--- Start of Material for this exercise ---

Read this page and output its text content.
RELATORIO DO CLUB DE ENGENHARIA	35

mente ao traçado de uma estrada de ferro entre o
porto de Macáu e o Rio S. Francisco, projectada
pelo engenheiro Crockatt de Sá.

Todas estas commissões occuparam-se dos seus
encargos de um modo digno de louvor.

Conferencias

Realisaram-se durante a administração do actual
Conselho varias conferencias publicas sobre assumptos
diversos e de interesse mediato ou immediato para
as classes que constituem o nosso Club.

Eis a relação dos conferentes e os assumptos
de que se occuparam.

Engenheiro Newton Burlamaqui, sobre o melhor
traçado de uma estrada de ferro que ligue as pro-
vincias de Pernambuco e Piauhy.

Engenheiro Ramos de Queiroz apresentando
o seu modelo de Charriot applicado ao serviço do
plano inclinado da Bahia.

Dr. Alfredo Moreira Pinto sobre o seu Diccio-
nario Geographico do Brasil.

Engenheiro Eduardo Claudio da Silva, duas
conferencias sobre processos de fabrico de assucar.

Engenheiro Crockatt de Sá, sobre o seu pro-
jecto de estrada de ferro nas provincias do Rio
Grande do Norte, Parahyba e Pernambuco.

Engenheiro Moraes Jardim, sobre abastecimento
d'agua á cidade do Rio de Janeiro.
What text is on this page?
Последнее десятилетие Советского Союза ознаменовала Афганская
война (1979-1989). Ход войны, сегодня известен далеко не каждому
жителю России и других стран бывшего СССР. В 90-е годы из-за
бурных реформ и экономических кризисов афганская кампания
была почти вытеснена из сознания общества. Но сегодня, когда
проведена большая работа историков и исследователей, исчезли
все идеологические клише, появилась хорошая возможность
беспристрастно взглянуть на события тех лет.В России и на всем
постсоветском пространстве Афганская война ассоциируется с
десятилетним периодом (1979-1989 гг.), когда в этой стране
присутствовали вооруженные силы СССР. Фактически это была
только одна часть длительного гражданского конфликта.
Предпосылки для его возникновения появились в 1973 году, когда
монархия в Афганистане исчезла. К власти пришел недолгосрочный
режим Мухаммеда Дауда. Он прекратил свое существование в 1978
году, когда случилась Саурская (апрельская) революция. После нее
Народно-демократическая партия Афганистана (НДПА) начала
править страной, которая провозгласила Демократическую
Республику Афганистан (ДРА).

--- End of Material for this exercise ---

Output the listing above without altering a single character.

Read this page and output its text content.
RELATORIO DO CLUB DE ENGENHARIA	35

mente ao traçado de uma estrada de ferro entre o
porto de Macáu e o Rio S. Francisco, projectada
pelo engenheiro Crockatt de Sá.

Todas estas commissões occuparam-se dos seus
encargos de um modo digno de louvor.

Conferencias

Realisaram-se durante a administração do actual
Conselho varias conferencias publicas sobre assumptos
diversos e de interesse mediato ou immediato para
as classes que constituem o nosso Club.

Eis a relação dos conferentes e os assumptos
de que se occuparam.

Engenheiro Newton Burlamaqui, sobre o melhor
traçado de uma estrada de ferro que ligue as pro-
vincias de Pernambuco e Piauhy.

Engenheiro Ramos de Queiroz apresentando
o seu modelo de Charriot applicado ao serviço do
plano inclinado da Bahia.

Dr. Alfredo Moreira Pinto sobre o seu Diccio-
nario Geographico do Brasil.

Engenheiro Eduardo Claudio da Silva, duas
conferencias sobre processos de fabrico de assucar.

Engenheiro Crockatt de Sá, sobre o seu pro-
jecto de estrada de ferro nas provincias do Rio
Grande do Norte, Parahyba e Pernambuco.

Engenheiro Moraes Jardim, sobre abastecimento
d'agua á cidade do Rio de Janeiro.
What text is on this page?
Последнее десятилетие Советского Союза ознаменовала Афганская
война (1979-1989). Ход войны, сегодня известен далеко не каждому
жителю России и других стран бывшего СССР. В 90-е годы из-за
бурных реформ и экономических кризисов афганская кампания
была почти вытеснена из сознания общества. Но сегодня, когда
проведена большая работа историков и исследователей, исчезли
все идеологические клише, появилась хорошая возможность
беспристрастно взглянуть на события тех лет.В России и на всем
постсоветском пространстве Афганская война ассоциируется с
десятилетним периодом (1979-1989 гг.), когда в этой стране
присутствовали вооруженные силы СССР. Фактически это была
только одна часть длительного гражданского конфликта.
Предпосылки для его возникновения появились в 1973 году, когда
монархия в Афганистане исчезла. К власти пришел недолгосрочный
режим Мухаммеда Дауда. Он прекратил свое существование в 1978
году, когда случилась Саурская (апрельская) революция. После нее
Народно-демократическая партия Афганистана (НДПА) начала
править страной, которая провозгласила Демократическую
Республику Афганистан (ДРА).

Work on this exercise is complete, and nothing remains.